--- START OF AVAILABLE DATA ---

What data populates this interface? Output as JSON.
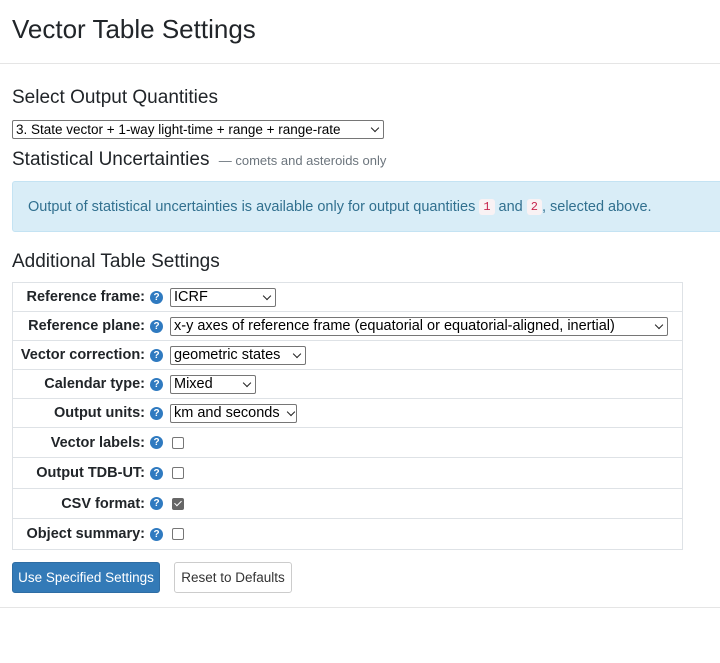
{
  "page": {
    "title": "Vector Table Settings"
  },
  "output_quantities": {
    "heading": "Select Output Quantities",
    "selected": "3. State vector + 1-way light-time + range + range-rate"
  },
  "uncertainties": {
    "heading": "Statistical Uncertainties",
    "note": "— comets and asteroids only",
    "info_prefix": "Output of statistical uncertainties is available only for output quantities",
    "code_1": "1",
    "info_and": "and",
    "code_2": "2",
    "info_suffix": ", selected above."
  },
  "additional": {
    "heading": "Additional Table Settings",
    "rows": [
      {
        "label": "Reference frame:",
        "type": "select",
        "value": "ICRF"
      },
      {
        "label": "Reference plane:",
        "type": "select",
        "value": "x-y axes of reference frame (equatorial or equatorial-aligned, inertial)"
      },
      {
        "label": "Vector correction:",
        "type": "select",
        "value": "geometric states"
      },
      {
        "label": "Calendar type:",
        "type": "select",
        "value": "Mixed"
      },
      {
        "label": "Output units:",
        "type": "select",
        "value": "km and seconds"
      },
      {
        "label": "Vector labels:",
        "type": "checkbox",
        "checked": false
      },
      {
        "label": "Output TDB-UT:",
        "type": "checkbox",
        "checked": false
      },
      {
        "label": "CSV format:",
        "type": "checkbox",
        "checked": true
      },
      {
        "label": "Object summary:",
        "type": "checkbox",
        "checked": false
      }
    ],
    "help_glyph": "?"
  },
  "buttons": {
    "use": "Use Specified Settings",
    "reset": "Reset to Defaults"
  },
  "colors": {
    "primary": "#337ab7",
    "info_bg": "#d9edf7",
    "info_text": "#31708f",
    "help_icon": "#2f7ac0"
  }
}
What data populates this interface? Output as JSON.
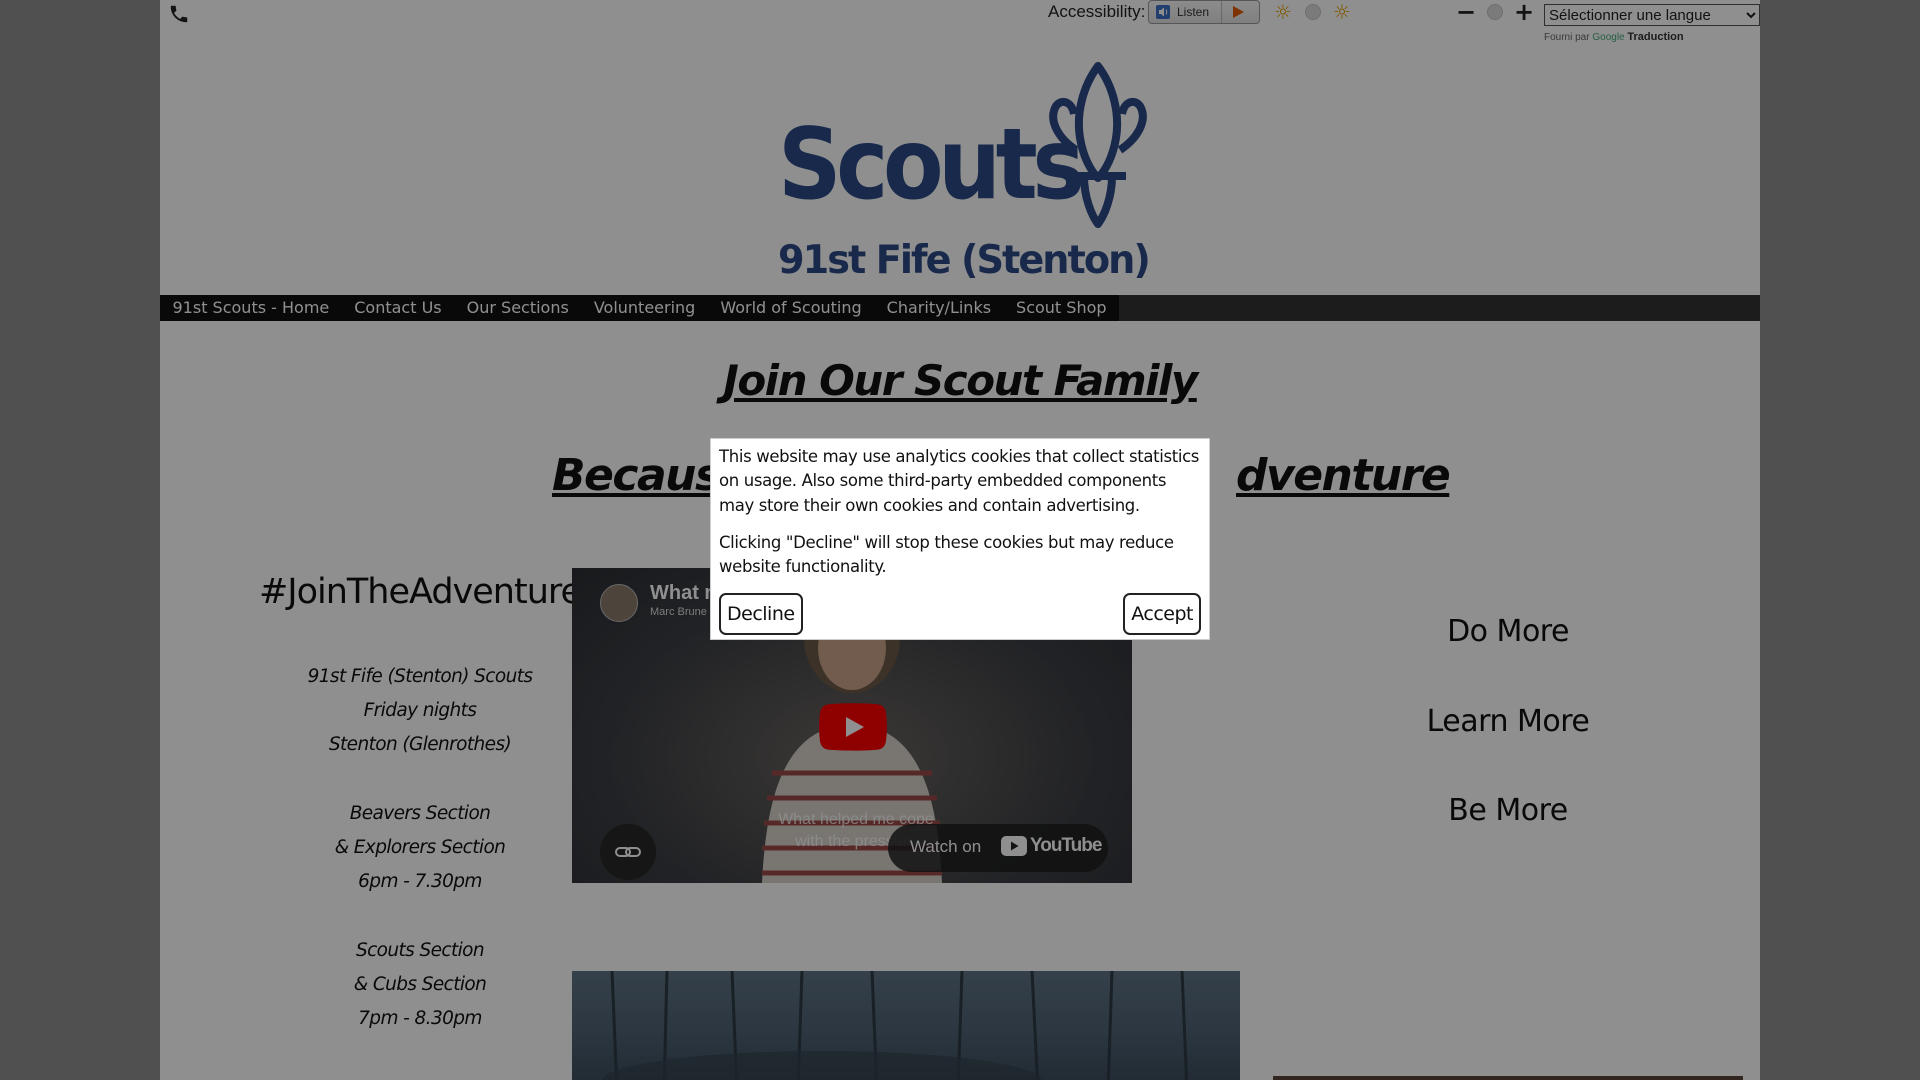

--- END OF AVAILABLE DATA ---

TASK: Repeat the listing in full and exactly. Leave any pictures out.

EXPECTED ANSWER:
What data populates this interface? Output as JSON.
{
  "page": {
    "title": "Vector Table Settings"
  },
  "output_quantities": {
    "heading": "Select Output Quantities",
    "selected": "3. State vector + 1-way light-time + range + range-rate"
  },
  "uncertainties": {
    "heading": "Statistical Uncertainties",
    "note": "— comets and asteroids only",
    "info_prefix": "Output of statistical uncertainties is available only for output quantities",
    "code_1": "1",
    "info_and": "and",
    "code_2": "2",
    "info_suffix": ", selected above."
  },
  "additional": {
    "heading": "Additional Table Settings",
    "rows": [
      {
        "label": "Reference frame:",
        "type": "select",
        "value": "ICRF"
      },
      {
        "label": "Reference plane:",
        "type": "select",
        "value": "x-y axes of reference frame (equatorial or equatorial-aligned, inertial)"
      },
      {
        "label": "Vector correction:",
        "type": "select",
        "value": "geometric states"
      },
      {
        "label": "Calendar type:",
        "type": "select",
        "value": "Mixed"
      },
      {
        "label": "Output units:",
        "type": "select",
        "value": "km and seconds"
      },
      {
        "label": "Vector labels:",
        "type": "checkbox",
        "checked": false
      },
      {
        "label": "Output TDB-UT:",
        "type": "checkbox",
        "checked": false
      },
      {
        "label": "CSV format:",
        "type": "checkbox",
        "checked": true
      },
      {
        "label": "Object summary:",
        "type": "checkbox",
        "checked": false
      }
    ],
    "help_glyph": "?"
  },
  "buttons": {
    "use": "Use Specified Settings",
    "reset": "Reset to Defaults"
  },
  "colors": {
    "primary": "#337ab7",
    "info_bg": "#d9edf7",
    "info_text": "#31708f",
    "help_icon": "#2f7ac0"
  }
}
What data populates this interface? Output as JSON.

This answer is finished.